Required work: Transcribe all of the records precisely as they are presented.

(Dataset items)
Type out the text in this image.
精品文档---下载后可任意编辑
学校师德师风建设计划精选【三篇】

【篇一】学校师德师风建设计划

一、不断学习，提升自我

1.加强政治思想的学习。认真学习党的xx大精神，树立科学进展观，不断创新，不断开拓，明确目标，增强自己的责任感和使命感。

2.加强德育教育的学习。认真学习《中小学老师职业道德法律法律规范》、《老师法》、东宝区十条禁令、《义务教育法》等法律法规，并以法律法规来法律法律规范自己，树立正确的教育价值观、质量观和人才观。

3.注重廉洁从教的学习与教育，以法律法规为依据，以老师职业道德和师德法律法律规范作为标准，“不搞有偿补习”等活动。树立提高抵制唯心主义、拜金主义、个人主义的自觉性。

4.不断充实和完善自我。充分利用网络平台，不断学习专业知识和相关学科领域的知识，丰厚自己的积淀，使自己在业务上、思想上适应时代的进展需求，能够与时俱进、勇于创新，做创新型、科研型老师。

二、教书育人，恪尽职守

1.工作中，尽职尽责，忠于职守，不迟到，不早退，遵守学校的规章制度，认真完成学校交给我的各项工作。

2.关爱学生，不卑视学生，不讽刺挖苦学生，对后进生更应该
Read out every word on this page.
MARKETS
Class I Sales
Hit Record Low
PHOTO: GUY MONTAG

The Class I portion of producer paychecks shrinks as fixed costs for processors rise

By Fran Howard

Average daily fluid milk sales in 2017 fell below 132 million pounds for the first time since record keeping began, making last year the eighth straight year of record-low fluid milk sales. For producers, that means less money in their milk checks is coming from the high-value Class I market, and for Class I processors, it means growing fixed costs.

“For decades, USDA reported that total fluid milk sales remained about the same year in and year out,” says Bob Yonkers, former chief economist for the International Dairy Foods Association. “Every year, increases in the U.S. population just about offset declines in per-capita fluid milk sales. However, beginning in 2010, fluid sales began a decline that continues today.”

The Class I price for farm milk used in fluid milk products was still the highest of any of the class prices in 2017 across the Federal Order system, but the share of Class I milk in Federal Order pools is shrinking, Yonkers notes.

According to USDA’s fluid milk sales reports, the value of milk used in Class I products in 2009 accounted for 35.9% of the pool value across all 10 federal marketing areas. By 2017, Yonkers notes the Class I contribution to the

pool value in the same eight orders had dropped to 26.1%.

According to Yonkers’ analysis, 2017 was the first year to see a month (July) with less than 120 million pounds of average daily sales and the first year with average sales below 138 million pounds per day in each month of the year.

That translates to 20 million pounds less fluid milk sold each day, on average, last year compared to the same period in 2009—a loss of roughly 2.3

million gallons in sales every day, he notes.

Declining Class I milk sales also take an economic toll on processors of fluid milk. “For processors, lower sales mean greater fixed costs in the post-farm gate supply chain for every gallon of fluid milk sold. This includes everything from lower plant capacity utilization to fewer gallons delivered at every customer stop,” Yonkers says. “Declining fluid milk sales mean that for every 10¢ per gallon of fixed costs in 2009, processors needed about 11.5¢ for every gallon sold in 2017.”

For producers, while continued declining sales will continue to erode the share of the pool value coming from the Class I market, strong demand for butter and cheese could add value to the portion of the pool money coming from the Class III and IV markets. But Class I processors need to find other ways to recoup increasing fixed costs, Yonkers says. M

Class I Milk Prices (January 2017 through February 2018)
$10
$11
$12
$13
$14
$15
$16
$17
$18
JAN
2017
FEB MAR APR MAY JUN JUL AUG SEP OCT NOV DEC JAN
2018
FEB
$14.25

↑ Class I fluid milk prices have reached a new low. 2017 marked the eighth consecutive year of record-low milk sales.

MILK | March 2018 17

Finished task:
Type out the text in this image.
精品文档---下载后可任意编辑
学校师德师风建设计划精选【三篇】

【篇一】学校师德师风建设计划

一、不断学习，提升自我

1.加强政治思想的学习。认真学习党的xx大精神，树立科学进展观，不断创新，不断开拓，明确目标，增强自己的责任感和使命感。

2.加强德育教育的学习。认真学习《中小学老师职业道德法律法律规范》、《老师法》、东宝区十条禁令、《义务教育法》等法律法规，并以法律法规来法律法律规范自己，树立正确的教育价值观、质量观和人才观。

3.注重廉洁从教的学习与教育，以法律法规为依据，以老师职业道德和师德法律法律规范作为标准，“不搞有偿补习”等活动。树立提高抵制唯心主义、拜金主义、个人主义的自觉性。

4.不断充实和完善自我。充分利用网络平台，不断学习专业知识和相关学科领域的知识，丰厚自己的积淀，使自己在业务上、思想上适应时代的进展需求，能够与时俱进、勇于创新，做创新型、科研型老师。

二、教书育人，恪尽职守

1.工作中，尽职尽责，忠于职守，不迟到，不早退，遵守学校的规章制度，认真完成学校交给我的各项工作。

2.关爱学生，不卑视学生，不讽刺挖苦学生，对后进生更应该
Read out every word on this page.
MARKETS
Class I Sales
Hit Record Low
PHOTO: GUY MONTAG

The Class I portion of producer paychecks shrinks as fixed costs for processors rise

By Fran Howard

Average daily fluid milk sales in 2017 fell below 132 million pounds for the first time since record keeping began, making last year the eighth straight year of record-low fluid milk sales. For producers, that means less money in their milk checks is coming from the high-value Class I market, and for Class I processors, it means growing fixed costs.

“For decades, USDA reported that total fluid milk sales remained about the same year in and year out,” says Bob Yonkers, former chief economist for the International Dairy Foods Association. “Every year, increases in the U.S. population just about offset declines in per-capita fluid milk sales. However, beginning in 2010, fluid sales began a decline that continues today.”

The Class I price for farm milk used in fluid milk products was still the highest of any of the class prices in 2017 across the Federal Order system, but the share of Class I milk in Federal Order pools is shrinking, Yonkers notes.

According to USDA’s fluid milk sales reports, the value of milk used in Class I products in 2009 accounted for 35.9% of the pool value across all 10 federal marketing areas. By 2017, Yonkers notes the Class I contribution to the

pool value in the same eight orders had dropped to 26.1%.

According to Yonkers’ analysis, 2017 was the first year to see a month (July) with less than 120 million pounds of average daily sales and the first year with average sales below 138 million pounds per day in each month of the year.

That translates to 20 million pounds less fluid milk sold each day, on average, last year compared to the same period in 2009—a loss of roughly 2.3

million gallons in sales every day, he notes.

Declining Class I milk sales also take an economic toll on processors of fluid milk. “For processors, lower sales mean greater fixed costs in the post-farm gate supply chain for every gallon of fluid milk sold. This includes everything from lower plant capacity utilization to fewer gallons delivered at every customer stop,” Yonkers says. “Declining fluid milk sales mean that for every 10¢ per gallon of fixed costs in 2009, processors needed about 11.5¢ for every gallon sold in 2017.”

For producers, while continued declining sales will continue to erode the share of the pool value coming from the Class I market, strong demand for butter and cheese could add value to the portion of the pool money coming from the Class III and IV markets. But Class I processors need to find other ways to recoup increasing fixed costs, Yonkers says. M

Class I Milk Prices (January 2017 through February 2018)
$10
$11
$12
$13
$14
$15
$16
$17
$18
JAN
2017
FEB MAR APR MAY JUN JUL AUG SEP OCT NOV DEC JAN
2018
FEB
$14.25

↑ Class I fluid milk prices have reached a new low. 2017 marked the eighth consecutive year of record-low milk sales.

MILK | March 2018 17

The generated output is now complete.